### INSTRUCTIONS TO FOLLOW:
Repeat the part of the records that opens with the line containing "pen-dot xyxy=(958,272,961,275)" and closes with the line containing "progress-bar[interactable] xyxy=(10,863,1430,873)", including both of those lines.

### DATA FOR THIS TASK:
◇ ◇ ◇

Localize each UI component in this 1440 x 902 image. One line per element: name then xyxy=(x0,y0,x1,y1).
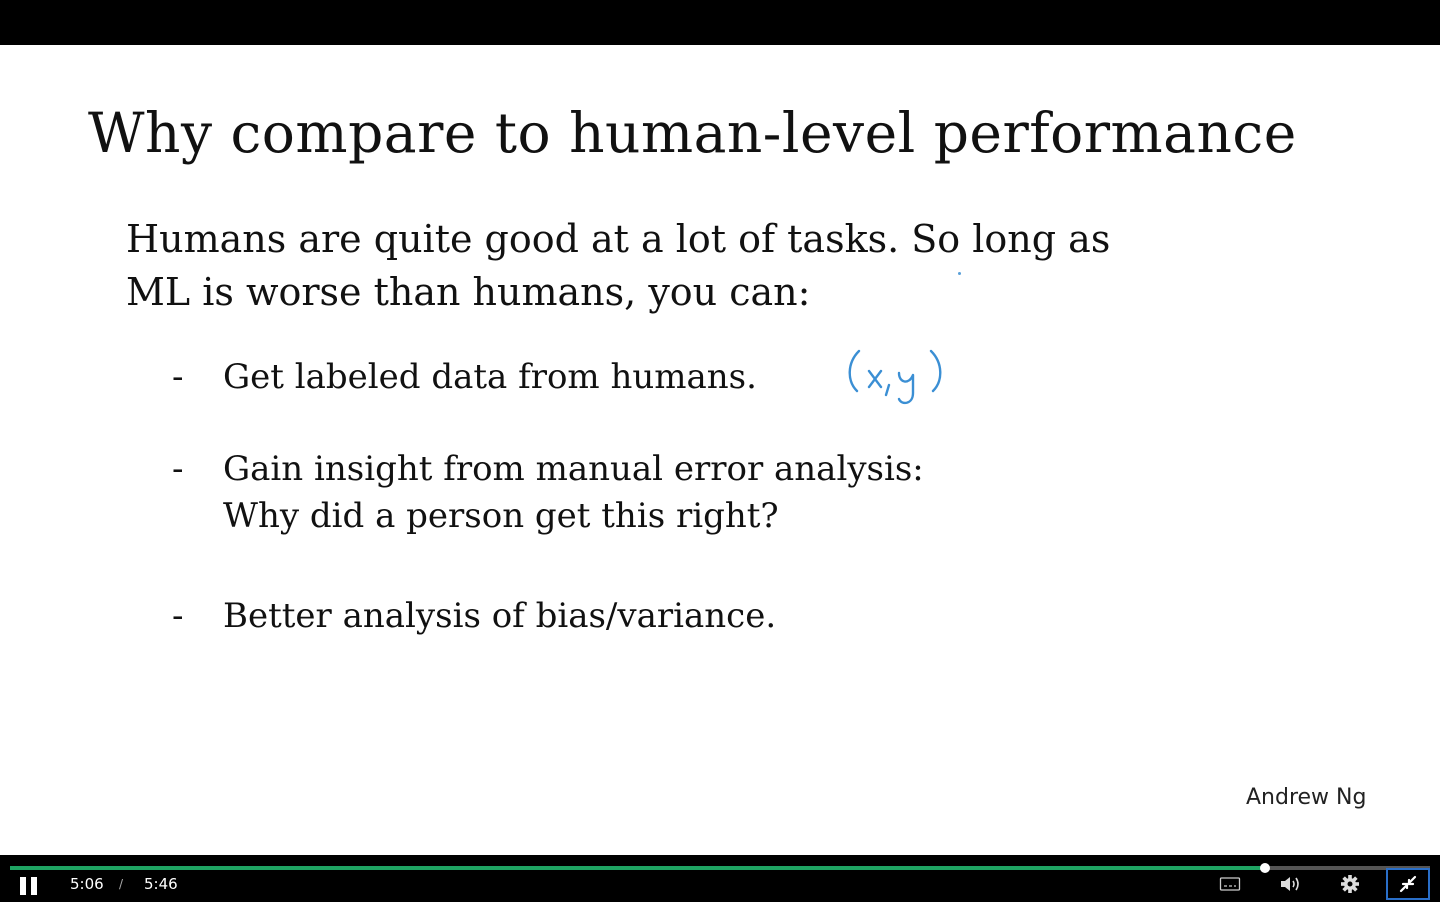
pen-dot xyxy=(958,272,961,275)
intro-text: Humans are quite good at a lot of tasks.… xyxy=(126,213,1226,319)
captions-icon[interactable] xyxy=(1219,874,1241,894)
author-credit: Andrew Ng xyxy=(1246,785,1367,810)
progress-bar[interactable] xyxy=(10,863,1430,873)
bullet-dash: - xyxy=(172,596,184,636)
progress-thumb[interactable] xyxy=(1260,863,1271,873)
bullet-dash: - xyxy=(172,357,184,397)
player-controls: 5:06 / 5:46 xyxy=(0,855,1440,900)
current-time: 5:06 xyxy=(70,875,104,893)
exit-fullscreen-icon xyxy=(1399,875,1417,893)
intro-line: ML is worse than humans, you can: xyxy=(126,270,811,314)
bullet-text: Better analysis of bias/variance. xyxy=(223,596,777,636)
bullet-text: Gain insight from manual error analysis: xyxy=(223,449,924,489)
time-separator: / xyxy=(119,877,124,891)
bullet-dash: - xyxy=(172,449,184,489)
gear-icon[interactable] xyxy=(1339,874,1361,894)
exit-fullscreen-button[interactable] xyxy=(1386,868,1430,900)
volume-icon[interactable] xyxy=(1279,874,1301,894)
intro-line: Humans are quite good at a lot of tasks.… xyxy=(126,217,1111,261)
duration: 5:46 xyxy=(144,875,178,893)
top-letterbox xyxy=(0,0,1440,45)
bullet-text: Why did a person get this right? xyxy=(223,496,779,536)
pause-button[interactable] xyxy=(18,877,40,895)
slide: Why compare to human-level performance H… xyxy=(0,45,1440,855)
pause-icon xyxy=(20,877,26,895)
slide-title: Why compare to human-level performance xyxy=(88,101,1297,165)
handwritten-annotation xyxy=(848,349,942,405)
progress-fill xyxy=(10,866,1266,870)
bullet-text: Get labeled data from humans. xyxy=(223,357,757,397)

◇ ◇ ◇

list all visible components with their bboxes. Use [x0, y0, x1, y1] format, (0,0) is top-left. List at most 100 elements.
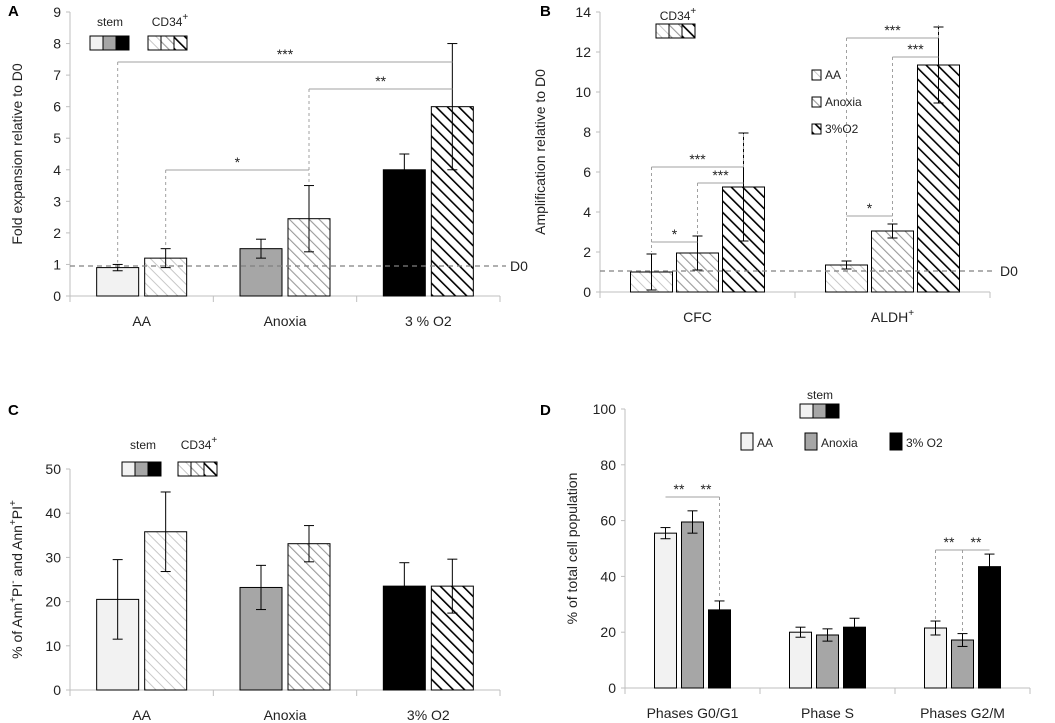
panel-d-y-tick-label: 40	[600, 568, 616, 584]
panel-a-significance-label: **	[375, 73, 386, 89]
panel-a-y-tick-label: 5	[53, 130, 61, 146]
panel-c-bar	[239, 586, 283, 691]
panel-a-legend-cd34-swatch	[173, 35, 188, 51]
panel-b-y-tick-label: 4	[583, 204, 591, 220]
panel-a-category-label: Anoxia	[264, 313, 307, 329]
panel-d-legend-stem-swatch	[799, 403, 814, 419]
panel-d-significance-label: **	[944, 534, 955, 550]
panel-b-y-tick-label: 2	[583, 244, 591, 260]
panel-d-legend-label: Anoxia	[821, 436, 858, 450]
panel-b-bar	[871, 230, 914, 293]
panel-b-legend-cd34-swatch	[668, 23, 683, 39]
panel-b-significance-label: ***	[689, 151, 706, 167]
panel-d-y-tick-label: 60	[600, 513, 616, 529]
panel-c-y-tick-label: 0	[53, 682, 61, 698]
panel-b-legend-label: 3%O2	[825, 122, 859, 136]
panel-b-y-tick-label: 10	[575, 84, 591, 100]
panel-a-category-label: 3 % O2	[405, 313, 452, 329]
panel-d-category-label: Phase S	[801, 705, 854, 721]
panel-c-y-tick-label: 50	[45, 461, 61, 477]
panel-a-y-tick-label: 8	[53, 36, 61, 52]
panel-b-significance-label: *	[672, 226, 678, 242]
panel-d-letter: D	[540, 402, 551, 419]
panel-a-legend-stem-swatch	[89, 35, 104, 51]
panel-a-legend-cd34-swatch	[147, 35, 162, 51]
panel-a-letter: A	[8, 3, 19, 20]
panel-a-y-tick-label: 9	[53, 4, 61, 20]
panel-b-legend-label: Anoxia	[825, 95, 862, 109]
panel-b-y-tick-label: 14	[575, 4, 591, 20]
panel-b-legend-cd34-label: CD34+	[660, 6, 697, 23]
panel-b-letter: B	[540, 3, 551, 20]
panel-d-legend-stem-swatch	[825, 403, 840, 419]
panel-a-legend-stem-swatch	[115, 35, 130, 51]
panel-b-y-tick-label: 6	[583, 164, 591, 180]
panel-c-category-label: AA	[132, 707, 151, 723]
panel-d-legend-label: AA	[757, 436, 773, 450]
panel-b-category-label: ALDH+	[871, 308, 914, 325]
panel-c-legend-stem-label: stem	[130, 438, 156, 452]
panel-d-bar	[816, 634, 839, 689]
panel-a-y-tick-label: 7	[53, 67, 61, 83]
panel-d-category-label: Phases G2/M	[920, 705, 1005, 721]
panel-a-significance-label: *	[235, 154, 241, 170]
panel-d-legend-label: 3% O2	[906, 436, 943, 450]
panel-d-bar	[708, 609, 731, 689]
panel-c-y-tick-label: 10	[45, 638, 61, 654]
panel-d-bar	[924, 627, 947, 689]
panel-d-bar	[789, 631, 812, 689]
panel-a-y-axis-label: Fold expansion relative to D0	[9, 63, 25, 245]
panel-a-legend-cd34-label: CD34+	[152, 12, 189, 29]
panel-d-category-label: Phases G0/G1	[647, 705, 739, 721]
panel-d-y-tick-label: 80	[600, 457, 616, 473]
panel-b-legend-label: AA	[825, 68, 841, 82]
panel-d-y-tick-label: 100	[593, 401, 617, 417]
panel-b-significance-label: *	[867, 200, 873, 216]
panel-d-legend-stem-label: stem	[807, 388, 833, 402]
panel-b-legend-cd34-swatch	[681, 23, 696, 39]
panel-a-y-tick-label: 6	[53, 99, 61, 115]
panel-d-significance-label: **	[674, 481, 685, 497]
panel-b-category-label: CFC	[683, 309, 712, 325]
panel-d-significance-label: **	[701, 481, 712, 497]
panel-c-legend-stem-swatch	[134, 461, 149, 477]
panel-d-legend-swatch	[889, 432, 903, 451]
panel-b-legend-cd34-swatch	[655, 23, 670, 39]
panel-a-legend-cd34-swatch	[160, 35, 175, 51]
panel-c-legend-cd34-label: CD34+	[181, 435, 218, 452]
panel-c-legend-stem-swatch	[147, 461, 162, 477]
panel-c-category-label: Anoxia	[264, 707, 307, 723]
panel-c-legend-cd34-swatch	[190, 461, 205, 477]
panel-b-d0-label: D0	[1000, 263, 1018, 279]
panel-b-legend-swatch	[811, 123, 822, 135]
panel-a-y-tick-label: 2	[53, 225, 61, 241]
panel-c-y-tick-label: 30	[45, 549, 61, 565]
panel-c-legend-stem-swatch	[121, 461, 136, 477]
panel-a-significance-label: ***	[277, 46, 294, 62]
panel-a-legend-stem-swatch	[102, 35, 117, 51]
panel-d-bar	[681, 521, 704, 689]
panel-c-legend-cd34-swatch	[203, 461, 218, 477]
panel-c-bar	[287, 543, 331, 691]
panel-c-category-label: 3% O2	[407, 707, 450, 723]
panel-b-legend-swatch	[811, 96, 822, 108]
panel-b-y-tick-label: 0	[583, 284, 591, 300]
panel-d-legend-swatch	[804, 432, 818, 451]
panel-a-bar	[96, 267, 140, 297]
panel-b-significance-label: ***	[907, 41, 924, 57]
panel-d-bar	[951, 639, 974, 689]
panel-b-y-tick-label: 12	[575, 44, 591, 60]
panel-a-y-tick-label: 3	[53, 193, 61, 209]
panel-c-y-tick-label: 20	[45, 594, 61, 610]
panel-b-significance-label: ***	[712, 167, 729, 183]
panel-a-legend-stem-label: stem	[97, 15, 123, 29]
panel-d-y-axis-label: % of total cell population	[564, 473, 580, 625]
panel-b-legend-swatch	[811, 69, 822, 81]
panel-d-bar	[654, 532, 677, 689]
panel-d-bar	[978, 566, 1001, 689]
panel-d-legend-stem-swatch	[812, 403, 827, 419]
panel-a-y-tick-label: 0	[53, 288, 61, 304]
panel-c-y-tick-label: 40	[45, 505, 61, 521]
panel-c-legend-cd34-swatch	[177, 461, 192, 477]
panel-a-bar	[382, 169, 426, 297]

◇ ◇ ◇

### TASK OUTPUT:
pen-dot xyxy=(958,272,961,275)
intro-text: Humans are quite good at a lot of tasks.… xyxy=(126,213,1226,319)
captions-icon[interactable] xyxy=(1219,874,1241,894)
author-credit: Andrew Ng xyxy=(1246,785,1367,810)
progress-bar[interactable] xyxy=(10,863,1430,873)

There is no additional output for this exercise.